## Start Entries

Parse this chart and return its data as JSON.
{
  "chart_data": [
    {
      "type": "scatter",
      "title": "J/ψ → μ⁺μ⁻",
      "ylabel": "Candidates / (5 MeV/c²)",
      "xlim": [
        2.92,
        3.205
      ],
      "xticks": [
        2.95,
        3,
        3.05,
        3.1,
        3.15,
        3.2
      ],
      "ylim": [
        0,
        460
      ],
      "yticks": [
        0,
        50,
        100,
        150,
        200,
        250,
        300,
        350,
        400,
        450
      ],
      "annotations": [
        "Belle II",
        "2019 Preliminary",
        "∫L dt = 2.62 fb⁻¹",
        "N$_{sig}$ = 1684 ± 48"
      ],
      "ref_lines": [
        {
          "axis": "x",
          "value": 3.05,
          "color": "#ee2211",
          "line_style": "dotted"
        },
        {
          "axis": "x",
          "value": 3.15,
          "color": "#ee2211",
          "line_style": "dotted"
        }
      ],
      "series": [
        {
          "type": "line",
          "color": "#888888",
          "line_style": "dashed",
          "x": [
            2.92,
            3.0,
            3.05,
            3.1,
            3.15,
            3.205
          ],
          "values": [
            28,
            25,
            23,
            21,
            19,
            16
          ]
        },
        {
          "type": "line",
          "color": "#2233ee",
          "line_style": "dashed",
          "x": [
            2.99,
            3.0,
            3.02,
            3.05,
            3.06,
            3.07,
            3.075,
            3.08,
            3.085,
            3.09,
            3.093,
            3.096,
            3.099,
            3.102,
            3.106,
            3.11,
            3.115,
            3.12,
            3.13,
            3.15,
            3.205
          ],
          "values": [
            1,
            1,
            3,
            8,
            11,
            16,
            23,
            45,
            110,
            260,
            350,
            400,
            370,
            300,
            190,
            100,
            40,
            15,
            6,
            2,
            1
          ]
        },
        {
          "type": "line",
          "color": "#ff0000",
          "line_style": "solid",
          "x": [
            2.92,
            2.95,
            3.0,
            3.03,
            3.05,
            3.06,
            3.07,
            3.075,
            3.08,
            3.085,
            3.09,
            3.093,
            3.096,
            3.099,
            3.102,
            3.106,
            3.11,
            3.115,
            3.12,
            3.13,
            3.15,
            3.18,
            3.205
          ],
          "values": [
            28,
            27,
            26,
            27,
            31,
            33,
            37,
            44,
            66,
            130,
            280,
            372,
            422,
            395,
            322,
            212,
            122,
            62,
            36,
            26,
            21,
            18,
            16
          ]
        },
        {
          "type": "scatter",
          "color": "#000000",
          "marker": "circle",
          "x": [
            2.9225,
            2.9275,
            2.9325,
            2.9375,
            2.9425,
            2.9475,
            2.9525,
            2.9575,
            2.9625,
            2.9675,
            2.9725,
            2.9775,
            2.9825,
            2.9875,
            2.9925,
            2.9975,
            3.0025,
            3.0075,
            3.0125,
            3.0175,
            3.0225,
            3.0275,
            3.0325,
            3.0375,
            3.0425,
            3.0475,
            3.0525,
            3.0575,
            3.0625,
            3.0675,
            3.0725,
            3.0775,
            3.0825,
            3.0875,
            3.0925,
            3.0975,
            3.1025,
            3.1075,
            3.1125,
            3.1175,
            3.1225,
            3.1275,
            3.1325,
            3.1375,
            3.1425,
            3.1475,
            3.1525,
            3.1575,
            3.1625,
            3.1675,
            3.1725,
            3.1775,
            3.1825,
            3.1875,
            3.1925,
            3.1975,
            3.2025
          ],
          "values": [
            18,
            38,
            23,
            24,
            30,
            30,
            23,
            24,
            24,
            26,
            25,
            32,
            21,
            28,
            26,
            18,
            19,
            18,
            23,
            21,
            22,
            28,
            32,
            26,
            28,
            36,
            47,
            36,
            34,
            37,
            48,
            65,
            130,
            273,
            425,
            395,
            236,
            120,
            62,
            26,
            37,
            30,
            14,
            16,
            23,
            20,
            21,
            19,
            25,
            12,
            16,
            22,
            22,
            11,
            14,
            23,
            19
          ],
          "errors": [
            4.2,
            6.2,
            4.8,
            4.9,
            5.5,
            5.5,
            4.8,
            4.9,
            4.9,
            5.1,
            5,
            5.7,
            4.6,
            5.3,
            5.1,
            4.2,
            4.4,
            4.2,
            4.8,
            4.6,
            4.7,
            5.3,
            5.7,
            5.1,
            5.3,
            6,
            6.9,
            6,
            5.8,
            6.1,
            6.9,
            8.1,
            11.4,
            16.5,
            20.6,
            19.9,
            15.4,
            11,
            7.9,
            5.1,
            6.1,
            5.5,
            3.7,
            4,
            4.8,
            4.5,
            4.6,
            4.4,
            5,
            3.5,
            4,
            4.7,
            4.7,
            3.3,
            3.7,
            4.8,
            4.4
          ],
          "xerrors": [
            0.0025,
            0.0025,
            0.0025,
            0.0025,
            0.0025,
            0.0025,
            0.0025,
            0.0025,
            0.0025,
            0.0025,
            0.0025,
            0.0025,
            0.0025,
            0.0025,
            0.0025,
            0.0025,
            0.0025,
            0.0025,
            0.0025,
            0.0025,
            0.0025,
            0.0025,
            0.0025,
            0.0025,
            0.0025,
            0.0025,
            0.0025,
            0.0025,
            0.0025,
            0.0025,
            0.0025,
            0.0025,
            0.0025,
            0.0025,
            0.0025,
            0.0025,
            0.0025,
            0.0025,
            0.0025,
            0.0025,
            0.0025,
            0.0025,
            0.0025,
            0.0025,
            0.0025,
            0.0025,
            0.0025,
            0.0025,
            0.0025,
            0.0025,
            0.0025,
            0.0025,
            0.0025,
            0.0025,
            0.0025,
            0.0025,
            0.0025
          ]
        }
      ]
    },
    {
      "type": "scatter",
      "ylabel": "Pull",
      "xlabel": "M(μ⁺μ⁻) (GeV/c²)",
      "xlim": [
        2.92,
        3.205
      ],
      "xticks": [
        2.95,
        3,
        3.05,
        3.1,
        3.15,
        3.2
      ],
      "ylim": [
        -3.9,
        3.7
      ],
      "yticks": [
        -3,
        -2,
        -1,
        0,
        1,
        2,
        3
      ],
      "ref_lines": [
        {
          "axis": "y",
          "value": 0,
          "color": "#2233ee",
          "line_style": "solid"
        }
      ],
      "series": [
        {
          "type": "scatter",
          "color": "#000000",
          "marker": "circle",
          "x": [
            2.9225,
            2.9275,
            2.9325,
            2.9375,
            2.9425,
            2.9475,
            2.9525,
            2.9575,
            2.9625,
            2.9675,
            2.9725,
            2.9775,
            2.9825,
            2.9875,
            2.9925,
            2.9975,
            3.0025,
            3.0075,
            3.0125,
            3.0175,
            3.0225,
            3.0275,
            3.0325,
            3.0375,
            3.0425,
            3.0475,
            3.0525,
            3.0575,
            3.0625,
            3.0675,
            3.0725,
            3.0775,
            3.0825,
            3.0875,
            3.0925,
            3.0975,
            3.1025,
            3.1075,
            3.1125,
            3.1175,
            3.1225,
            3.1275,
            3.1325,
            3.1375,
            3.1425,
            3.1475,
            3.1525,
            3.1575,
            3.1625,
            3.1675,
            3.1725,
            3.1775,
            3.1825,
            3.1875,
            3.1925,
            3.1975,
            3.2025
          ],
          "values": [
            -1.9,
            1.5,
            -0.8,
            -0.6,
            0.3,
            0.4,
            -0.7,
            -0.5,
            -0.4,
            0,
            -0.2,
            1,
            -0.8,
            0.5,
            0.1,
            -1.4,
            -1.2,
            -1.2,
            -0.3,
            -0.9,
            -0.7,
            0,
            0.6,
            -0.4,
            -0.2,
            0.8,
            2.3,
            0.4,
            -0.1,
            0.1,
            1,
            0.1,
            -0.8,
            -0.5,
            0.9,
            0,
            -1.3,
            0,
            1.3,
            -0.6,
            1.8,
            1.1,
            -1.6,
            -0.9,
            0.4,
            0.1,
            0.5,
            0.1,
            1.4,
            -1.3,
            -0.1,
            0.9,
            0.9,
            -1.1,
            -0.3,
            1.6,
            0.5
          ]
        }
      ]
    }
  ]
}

## End Entries

▶ _Problem_: Show each line holding the word "ylabel".

▶ _Problem solution_:
      "ylabel": "Candidates / (5 MeV/c²)",
      "ylabel": "Pull",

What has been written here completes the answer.